[Data records]
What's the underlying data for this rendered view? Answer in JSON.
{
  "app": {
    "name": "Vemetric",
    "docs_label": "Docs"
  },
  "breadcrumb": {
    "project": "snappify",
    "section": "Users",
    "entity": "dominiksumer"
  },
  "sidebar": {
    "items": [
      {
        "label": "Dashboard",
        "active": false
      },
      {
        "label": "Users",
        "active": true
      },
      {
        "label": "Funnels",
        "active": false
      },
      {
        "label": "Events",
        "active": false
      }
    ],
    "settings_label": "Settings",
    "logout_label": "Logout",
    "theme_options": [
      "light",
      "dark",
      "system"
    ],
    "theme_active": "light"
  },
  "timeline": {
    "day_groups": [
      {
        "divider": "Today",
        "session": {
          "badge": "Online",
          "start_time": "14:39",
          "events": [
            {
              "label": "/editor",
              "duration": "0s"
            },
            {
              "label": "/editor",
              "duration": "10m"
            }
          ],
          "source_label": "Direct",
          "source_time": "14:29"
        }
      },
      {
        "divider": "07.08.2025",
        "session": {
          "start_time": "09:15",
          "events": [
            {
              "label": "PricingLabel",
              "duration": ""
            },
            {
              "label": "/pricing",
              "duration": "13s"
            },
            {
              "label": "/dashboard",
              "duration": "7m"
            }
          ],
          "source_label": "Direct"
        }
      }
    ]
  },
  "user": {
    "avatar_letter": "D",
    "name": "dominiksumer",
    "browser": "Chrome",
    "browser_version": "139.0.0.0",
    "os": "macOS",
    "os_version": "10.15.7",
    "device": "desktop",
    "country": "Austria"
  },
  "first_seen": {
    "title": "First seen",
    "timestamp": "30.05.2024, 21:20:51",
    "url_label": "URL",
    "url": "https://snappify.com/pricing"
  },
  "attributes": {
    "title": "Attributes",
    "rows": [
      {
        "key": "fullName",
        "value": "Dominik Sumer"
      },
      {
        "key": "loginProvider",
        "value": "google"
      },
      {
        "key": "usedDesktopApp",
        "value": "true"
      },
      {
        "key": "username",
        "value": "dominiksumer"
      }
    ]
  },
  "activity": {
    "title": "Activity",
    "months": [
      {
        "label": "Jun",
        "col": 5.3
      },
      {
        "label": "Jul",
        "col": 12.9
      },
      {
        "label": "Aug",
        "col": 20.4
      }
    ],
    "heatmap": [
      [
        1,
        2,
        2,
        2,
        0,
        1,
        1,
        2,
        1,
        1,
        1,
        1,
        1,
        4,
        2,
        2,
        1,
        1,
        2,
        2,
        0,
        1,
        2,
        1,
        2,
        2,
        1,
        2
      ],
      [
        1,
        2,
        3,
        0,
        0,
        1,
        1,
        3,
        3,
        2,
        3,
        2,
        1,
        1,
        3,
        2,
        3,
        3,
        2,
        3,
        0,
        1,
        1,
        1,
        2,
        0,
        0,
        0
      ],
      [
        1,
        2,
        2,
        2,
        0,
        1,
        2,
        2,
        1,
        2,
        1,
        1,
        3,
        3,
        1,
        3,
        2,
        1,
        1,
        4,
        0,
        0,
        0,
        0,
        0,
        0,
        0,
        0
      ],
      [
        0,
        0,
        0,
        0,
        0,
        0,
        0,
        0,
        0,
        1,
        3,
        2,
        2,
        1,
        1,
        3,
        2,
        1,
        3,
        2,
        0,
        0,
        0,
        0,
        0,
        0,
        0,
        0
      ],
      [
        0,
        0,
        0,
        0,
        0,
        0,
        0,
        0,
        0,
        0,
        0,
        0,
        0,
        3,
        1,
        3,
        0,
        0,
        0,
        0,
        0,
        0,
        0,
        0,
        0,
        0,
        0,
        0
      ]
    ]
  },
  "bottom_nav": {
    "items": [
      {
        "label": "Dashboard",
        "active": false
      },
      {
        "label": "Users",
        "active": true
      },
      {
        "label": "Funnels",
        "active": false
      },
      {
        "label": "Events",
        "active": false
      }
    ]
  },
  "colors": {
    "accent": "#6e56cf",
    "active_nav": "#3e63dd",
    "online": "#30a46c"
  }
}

- **WHAT IS ASKED**:
Restate all of the entries above precisely.

- **EXERCISE ANSWER**:
What's the underlying data for this rendered view? Answer in JSON.
{
  "app": {
    "name": "Vemetric",
    "docs_label": "Docs"
  },
  "breadcrumb": {
    "project": "snappify",
    "section": "Users",
    "entity": "dominiksumer"
  },
  "sidebar": {
    "items": [
      {
        "label": "Dashboard",
        "active": false
      },
      {
        "label": "Users",
        "active": true
      },
      {
        "label": "Funnels",
        "active": false
      },
      {
        "label": "Events",
        "active": false
      }
    ],
    "settings_label": "Settings",
    "logout_label": "Logout",
    "theme_options": [
      "light",
      "dark",
      "system"
    ],
    "theme_active": "light"
  },
  "timeline": {
    "day_groups": [
      {
        "divider": "Today",
        "session": {
          "badge": "Online",
          "start_time": "14:39",
          "events": [
            {
              "label": "/editor",
              "duration": "0s"
            },
            {
              "label": "/editor",
              "duration": "10m"
            }
          ],
          "source_label": "Direct",
          "source_time": "14:29"
        }
      },
      {
        "divider": "07.08.2025",
        "session": {
          "start_time": "09:15",
          "events": [
            {
              "label": "PricingLabel",
              "duration": ""
            },
            {
              "label": "/pricing",
              "duration": "13s"
            },
            {
              "label": "/dashboard",
              "duration": "7m"
            }
          ],
          "source_label": "Direct"
        }
      }
    ]
  },
  "user": {
    "avatar_letter": "D",
    "name": "dominiksumer",
    "browser": "Chrome",
    "browser_version": "139.0.0.0",
    "os": "macOS",
    "os_version": "10.15.7",
    "device": "desktop",
    "country": "Austria"
  },
  "first_seen": {
    "title": "First seen",
    "timestamp": "30.05.2024, 21:20:51",
    "url_label": "URL",
    "url": "https://snappify.com/pricing"
  },
  "attributes": {
    "title": "Attributes",
    "rows": [
      {
        "key": "fullName",
        "value": "Dominik Sumer"
      },
      {
        "key": "loginProvider",
        "value": "google"
      },
      {
        "key": "usedDesktopApp",
        "value": "true"
      },
      {
        "key": "username",
        "value": "dominiksumer"
      }
    ]
  },
  "activity": {
    "title": "Activity",
    "months": [
      {
        "label": "Jun",
        "col": 5.3
      },
      {
        "label": "Jul",
        "col": 12.9
      },
      {
        "label": "Aug",
        "col": 20.4
      }
    ],
    "heatmap": [
      [
        1,
        2,
        2,
        2,
        0,
        1,
        1,
        2,
        1,
        1,
        1,
        1,
        1,
        4,
        2,
        2,
        1,
        1,
        2,
        2,
        0,
        1,
        2,
        1,
        2,
        2,
        1,
        2
      ],
      [
        1,
        2,
        3,
        0,
        0,
        1,
        1,
        3,
        3,
        2,
        3,
        2,
        1,
        1,
        3,
        2,
        3,
        3,
        2,
        3,
        0,
        1,
        1,
        1,
        2,
        0,
        0,
        0
      ],
      [
        1,
        2,
        2,
        2,
        0,
        1,
        2,
        2,
        1,
        2,
        1,
        1,
        3,
        3,
        1,
        3,
        2,
        1,
        1,
        4,
        0,
        0,
        0,
        0,
        0,
        0,
        0,
        0
      ],
      [
        0,
        0,
        0,
        0,
        0,
        0,
        0,
        0,
        0,
        1,
        3,
        2,
        2,
        1,
        1,
        3,
        2,
        1,
        3,
        2,
        0,
        0,
        0,
        0,
        0,
        0,
        0,
        0
      ],
      [
        0,
        0,
        0,
        0,
        0,
        0,
        0,
        0,
        0,
        0,
        0,
        0,
        0,
        3,
        1,
        3,
        0,
        0,
        0,
        0,
        0,
        0,
        0,
        0,
        0,
        0,
        0,
        0
      ]
    ]
  },
  "bottom_nav": {
    "items": [
      {
        "label": "Dashboard",
        "active": false
      },
      {
        "label": "Users",
        "active": true
      },
      {
        "label": "Funnels",
        "active": false
      },
      {
        "label": "Events",
        "active": false
      }
    ]
  },
  "colors": {
    "accent": "#6e56cf",
    "active_nav": "#3e63dd",
    "online": "#30a46c"
  }
}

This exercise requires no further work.